◆ **Records for processing**
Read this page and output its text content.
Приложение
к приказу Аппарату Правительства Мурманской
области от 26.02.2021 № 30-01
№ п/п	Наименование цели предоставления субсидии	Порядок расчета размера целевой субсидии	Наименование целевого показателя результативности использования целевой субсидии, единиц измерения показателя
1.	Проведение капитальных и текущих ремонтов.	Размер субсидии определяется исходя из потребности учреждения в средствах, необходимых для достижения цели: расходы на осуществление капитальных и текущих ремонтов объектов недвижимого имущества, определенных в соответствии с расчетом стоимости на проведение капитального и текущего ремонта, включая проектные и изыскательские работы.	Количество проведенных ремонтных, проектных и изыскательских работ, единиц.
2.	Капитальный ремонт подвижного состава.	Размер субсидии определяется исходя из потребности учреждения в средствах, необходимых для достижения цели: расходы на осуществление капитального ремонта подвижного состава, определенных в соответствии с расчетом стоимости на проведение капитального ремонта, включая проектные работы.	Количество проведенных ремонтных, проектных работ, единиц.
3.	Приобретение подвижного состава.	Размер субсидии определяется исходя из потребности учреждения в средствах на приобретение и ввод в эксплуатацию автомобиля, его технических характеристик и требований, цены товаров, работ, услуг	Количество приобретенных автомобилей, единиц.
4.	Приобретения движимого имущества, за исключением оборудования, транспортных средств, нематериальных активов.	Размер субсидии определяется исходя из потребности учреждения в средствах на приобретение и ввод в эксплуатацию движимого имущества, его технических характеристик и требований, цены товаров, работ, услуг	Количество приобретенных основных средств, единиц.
==
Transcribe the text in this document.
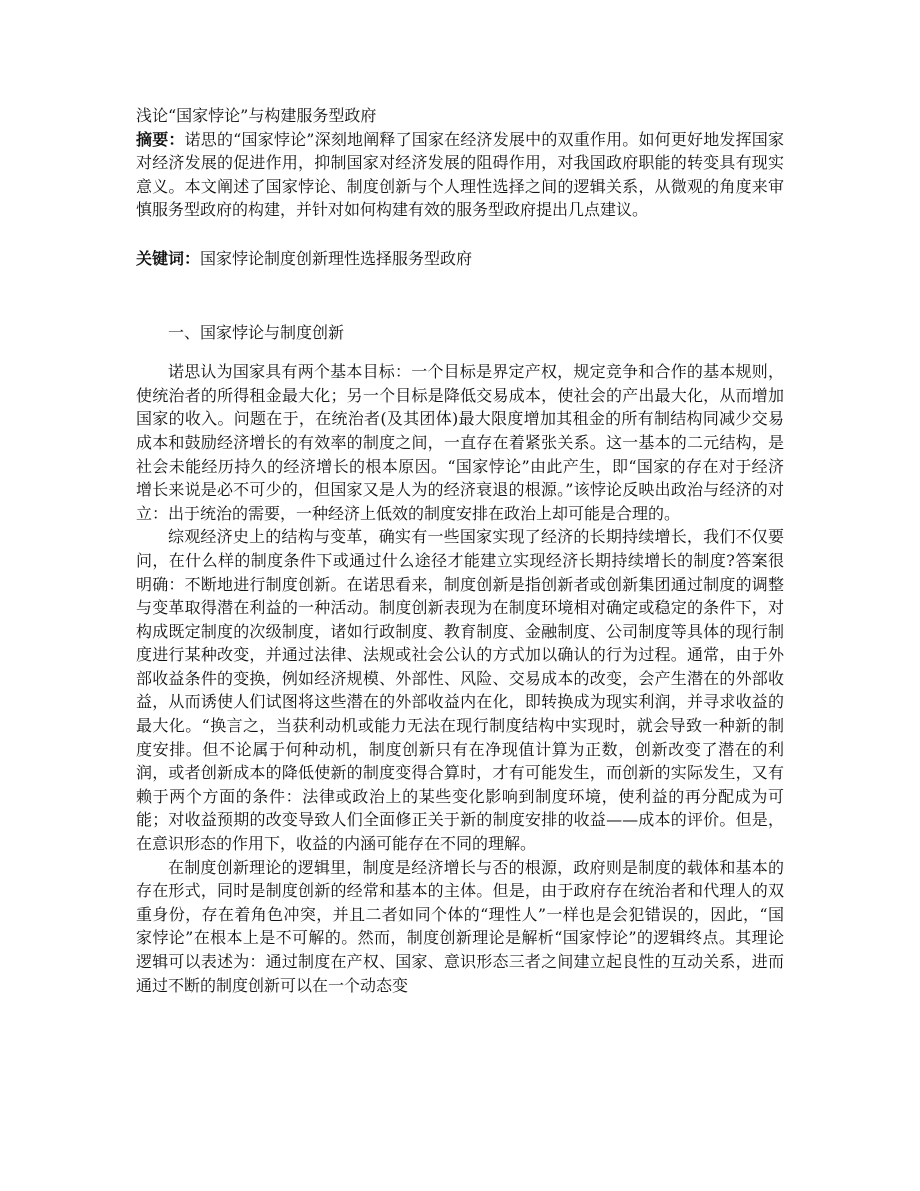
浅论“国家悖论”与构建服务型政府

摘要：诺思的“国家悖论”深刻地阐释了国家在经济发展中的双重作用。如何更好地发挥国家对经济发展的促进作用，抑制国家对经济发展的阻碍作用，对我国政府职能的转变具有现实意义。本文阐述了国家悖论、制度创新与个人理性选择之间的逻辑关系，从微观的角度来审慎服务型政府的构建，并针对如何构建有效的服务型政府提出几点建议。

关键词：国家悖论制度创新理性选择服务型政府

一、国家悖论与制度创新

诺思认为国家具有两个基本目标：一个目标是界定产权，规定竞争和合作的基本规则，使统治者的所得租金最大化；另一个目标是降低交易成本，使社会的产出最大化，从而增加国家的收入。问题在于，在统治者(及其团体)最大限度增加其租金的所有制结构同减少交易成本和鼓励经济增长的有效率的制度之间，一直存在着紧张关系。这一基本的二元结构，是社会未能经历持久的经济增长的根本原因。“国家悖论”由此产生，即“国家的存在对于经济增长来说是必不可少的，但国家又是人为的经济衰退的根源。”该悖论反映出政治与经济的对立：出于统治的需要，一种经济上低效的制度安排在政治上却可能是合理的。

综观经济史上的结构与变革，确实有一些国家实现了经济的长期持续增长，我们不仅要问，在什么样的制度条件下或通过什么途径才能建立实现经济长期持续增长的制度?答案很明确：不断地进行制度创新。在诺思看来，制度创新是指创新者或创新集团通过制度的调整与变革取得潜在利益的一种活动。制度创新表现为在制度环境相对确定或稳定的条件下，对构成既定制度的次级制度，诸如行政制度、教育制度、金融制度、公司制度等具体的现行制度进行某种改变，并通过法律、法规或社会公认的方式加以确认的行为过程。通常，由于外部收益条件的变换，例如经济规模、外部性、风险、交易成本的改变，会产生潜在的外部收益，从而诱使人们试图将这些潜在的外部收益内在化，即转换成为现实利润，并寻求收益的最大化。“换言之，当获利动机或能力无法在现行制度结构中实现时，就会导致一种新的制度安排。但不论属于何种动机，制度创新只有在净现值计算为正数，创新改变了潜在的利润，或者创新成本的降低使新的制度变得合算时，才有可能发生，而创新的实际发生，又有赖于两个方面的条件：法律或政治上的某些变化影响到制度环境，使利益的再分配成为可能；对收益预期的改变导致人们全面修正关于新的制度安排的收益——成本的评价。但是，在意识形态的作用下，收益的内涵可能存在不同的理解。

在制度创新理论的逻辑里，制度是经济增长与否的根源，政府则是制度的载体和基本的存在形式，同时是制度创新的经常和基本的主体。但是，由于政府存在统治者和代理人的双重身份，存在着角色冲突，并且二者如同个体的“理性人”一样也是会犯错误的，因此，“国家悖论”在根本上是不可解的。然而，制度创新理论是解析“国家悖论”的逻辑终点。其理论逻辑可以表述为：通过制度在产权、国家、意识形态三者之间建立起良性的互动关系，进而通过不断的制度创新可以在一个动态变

◆ **Written instruction**
From the entries above, copy every line that holds the word "text".

◆ **Answer to the task**
Read this page and output its text content.
Transcribe the text in this document.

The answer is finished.